■ **The problem**
Sift the listing for lines that hold the string "this" and pull them out.
--- Start of Data for processing ---
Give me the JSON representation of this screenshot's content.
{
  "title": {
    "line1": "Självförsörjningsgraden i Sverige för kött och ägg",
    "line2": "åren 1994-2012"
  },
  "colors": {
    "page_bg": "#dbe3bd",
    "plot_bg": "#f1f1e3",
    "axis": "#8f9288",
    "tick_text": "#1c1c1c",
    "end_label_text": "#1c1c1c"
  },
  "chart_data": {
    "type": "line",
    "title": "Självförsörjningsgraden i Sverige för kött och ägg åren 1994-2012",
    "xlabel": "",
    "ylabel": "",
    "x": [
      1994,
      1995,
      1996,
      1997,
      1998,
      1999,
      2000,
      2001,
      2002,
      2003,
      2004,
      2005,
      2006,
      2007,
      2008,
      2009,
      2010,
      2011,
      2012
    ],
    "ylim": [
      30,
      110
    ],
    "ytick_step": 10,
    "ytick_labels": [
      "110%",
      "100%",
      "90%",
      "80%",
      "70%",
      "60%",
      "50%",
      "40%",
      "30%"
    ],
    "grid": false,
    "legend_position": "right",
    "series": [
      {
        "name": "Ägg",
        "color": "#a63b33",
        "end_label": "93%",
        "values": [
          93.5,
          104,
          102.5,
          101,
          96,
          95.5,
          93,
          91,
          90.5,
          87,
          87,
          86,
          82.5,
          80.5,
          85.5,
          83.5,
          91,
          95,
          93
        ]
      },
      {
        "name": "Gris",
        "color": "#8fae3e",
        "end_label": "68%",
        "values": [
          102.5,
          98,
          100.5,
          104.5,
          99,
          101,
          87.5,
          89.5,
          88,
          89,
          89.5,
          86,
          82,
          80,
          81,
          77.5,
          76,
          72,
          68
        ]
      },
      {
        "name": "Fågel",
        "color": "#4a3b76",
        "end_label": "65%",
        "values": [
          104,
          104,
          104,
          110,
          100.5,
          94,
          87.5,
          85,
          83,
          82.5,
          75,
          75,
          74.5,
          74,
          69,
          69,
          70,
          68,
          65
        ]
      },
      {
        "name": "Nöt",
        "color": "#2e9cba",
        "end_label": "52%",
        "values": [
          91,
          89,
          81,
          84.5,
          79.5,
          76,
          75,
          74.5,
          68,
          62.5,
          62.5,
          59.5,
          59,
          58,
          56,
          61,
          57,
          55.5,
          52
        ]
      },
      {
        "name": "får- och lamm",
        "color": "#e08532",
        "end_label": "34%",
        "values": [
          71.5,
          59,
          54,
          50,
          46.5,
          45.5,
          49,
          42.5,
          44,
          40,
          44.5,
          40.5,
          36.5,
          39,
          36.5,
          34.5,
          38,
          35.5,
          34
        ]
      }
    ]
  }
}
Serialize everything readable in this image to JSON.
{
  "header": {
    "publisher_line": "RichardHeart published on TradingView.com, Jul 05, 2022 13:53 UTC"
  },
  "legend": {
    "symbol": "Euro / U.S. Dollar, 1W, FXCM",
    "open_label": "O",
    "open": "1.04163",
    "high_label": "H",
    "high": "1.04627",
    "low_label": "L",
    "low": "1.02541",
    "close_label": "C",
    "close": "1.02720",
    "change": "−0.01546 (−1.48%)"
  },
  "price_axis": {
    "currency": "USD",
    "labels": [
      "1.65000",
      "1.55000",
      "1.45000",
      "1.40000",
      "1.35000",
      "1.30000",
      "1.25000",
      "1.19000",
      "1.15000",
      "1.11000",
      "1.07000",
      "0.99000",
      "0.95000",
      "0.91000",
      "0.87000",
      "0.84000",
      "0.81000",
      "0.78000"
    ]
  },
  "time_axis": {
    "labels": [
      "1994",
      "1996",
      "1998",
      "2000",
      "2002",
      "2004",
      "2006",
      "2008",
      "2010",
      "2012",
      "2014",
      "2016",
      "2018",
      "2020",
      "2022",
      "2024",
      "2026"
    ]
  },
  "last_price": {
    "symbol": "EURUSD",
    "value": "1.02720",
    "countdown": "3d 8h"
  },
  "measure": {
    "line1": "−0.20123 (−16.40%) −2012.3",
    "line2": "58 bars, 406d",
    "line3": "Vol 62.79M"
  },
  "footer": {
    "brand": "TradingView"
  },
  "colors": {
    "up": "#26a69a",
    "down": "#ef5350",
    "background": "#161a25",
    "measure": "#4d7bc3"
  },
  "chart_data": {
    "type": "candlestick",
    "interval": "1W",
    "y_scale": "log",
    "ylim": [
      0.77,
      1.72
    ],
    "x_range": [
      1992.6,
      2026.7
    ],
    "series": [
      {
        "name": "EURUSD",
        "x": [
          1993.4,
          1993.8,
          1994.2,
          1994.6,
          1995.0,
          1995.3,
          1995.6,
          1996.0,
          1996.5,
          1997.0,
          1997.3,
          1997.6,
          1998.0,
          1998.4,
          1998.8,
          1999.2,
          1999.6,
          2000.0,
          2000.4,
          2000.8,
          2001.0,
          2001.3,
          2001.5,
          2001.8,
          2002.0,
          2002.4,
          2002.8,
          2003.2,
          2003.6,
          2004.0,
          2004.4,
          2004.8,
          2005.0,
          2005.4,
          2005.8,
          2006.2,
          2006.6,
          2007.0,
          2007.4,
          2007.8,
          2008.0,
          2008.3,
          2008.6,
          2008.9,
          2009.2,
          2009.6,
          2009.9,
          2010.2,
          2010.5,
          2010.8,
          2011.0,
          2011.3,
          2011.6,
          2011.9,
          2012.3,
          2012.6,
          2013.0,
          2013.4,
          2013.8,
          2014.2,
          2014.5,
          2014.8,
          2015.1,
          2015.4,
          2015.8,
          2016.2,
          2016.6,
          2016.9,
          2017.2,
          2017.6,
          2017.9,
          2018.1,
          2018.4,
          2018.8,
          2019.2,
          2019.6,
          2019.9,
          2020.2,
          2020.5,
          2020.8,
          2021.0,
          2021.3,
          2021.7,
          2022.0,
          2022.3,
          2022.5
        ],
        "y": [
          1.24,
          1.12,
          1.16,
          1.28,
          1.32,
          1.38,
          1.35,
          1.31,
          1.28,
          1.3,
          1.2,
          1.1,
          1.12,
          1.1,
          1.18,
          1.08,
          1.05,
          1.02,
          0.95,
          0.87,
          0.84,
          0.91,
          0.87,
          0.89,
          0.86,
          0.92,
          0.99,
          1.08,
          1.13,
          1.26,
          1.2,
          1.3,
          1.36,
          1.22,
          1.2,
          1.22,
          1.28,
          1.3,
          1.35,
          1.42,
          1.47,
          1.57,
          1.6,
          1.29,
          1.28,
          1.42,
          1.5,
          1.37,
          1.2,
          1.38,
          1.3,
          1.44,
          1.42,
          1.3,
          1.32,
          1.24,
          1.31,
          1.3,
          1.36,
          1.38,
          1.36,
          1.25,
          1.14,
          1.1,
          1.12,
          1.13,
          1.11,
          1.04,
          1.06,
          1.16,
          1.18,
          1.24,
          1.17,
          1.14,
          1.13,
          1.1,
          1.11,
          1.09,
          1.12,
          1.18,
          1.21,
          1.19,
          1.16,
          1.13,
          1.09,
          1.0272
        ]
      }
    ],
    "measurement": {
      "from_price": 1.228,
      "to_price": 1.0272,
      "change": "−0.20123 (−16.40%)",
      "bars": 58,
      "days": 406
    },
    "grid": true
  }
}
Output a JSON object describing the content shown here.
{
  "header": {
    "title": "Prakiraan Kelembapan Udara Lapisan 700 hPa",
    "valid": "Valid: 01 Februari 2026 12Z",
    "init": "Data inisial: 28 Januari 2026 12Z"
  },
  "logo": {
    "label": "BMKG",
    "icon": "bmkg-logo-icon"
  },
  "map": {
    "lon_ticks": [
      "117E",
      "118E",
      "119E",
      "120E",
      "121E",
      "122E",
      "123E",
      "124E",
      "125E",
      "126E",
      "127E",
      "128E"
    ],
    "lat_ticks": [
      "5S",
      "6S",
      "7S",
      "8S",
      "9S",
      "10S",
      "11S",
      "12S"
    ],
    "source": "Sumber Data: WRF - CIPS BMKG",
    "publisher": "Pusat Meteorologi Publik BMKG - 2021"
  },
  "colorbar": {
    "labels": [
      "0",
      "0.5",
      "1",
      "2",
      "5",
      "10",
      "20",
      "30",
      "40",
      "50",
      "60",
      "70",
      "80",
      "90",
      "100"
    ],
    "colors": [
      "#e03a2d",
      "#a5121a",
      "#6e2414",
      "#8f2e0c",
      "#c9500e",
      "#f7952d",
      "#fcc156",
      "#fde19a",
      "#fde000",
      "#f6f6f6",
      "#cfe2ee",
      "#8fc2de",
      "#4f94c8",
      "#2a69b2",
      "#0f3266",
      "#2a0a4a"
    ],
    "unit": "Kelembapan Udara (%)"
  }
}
--- End of Data for processing ---
■ **Complete answer**
Give me the JSON representation of this screenshot's content.
Serialize everything readable in this image to JSON.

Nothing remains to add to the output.